What the task requires –
Print the line containing "Convert this chart" and each line after it through the end, please, with nothing added.

[Data entries]
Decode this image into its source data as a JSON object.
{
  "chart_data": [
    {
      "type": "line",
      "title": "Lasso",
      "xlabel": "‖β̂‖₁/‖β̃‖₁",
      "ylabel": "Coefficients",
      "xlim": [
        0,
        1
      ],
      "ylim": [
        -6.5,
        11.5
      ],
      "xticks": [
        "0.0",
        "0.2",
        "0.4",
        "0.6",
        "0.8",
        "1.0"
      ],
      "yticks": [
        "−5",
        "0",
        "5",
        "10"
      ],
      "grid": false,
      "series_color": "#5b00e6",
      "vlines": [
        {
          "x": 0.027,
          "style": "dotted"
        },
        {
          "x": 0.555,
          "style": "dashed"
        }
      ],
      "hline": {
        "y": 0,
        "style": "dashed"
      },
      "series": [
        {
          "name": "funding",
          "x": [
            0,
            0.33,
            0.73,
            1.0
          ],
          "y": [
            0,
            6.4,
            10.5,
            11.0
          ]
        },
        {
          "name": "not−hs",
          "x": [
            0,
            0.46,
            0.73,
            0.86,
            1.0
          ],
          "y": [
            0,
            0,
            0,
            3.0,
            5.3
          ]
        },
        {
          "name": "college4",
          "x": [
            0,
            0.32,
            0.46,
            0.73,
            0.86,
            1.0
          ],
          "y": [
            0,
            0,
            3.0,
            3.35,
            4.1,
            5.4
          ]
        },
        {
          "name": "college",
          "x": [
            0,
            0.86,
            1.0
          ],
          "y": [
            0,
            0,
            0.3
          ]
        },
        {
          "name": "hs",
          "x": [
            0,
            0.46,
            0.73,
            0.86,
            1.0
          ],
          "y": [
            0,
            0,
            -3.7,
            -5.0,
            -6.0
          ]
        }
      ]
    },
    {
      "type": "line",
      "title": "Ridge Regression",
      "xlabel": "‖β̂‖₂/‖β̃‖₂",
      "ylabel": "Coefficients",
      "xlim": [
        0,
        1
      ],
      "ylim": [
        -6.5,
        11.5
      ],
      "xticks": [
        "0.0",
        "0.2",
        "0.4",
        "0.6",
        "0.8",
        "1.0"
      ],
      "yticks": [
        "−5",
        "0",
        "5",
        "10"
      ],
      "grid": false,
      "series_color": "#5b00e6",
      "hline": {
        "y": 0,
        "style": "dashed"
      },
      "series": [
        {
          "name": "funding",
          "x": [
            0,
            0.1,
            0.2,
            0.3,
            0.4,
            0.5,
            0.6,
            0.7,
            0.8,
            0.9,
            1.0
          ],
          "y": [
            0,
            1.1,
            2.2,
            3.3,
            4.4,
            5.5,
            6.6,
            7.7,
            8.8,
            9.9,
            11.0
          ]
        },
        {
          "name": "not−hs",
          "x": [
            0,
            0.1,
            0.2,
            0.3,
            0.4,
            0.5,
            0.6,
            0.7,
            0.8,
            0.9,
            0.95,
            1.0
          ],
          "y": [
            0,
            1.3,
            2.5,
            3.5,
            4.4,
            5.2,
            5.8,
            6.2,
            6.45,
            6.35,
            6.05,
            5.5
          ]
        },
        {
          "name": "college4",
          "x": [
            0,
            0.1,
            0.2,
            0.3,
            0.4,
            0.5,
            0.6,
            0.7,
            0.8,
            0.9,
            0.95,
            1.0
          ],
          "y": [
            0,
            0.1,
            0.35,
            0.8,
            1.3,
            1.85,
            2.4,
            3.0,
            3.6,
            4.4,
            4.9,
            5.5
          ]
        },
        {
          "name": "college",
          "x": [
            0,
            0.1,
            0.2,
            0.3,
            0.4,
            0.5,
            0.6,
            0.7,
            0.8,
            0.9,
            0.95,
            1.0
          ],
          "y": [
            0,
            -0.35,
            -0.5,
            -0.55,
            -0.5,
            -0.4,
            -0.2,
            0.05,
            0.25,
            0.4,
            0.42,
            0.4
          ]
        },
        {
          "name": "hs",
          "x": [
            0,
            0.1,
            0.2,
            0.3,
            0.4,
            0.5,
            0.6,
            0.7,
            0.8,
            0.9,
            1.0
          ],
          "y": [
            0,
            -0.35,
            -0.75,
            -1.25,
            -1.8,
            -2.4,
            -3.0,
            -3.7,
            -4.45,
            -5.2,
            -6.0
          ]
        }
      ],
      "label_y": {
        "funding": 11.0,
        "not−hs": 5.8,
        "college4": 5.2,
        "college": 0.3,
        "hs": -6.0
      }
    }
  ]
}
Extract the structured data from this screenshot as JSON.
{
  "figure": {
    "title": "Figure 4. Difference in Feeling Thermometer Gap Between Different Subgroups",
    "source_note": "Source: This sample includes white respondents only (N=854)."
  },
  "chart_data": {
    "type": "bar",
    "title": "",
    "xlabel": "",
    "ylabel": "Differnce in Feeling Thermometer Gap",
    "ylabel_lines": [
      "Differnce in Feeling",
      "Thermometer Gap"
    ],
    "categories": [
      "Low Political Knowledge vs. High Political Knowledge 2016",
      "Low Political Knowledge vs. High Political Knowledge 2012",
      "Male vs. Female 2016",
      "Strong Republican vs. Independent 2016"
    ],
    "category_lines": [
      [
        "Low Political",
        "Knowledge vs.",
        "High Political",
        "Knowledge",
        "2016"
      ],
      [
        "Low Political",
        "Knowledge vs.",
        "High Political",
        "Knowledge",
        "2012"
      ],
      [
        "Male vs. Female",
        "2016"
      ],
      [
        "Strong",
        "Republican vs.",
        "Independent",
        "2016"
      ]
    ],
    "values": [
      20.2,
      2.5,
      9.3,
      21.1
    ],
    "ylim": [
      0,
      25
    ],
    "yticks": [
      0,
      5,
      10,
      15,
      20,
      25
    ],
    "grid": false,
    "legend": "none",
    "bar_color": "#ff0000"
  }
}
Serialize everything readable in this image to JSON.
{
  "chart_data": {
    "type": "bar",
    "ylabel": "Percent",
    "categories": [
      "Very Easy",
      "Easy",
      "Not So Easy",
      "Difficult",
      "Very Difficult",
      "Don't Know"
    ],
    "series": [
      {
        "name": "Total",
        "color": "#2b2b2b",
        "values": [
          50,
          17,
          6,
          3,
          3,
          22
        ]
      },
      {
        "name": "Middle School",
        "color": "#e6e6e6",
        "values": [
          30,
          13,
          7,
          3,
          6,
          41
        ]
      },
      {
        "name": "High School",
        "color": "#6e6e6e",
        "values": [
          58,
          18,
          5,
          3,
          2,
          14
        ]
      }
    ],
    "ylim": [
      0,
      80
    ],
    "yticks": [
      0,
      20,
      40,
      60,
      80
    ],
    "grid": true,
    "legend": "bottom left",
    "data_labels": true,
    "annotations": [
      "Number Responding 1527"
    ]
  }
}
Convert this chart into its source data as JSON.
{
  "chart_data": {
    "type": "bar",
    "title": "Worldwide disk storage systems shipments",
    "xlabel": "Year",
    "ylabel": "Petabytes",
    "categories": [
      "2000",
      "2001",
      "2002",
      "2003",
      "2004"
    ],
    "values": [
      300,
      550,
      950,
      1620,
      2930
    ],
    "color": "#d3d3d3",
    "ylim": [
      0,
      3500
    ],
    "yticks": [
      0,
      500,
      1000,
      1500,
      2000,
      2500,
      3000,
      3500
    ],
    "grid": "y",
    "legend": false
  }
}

Solution to the exercise –
Convert this chart into its source data as JSON.
{
  "chart_data": {
    "type": "bar",
    "title": "Worldwide disk storage systems shipments",
    "xlabel": "Year",
    "ylabel": "Petabytes",
    "categories": [
      "2000",
      "2001",
      "2002",
      "2003",
      "2004"
    ],
    "values": [
      300,
      550,
      950,
      1620,
      2930
    ],
    "color": "#d3d3d3",
    "ylim": [
      0,
      3500
    ],
    "yticks": [
      0,
      500,
      1000,
      1500,
      2000,
      2500,
      3000,
      3500
    ],
    "grid": "y",
    "legend": false
  }
}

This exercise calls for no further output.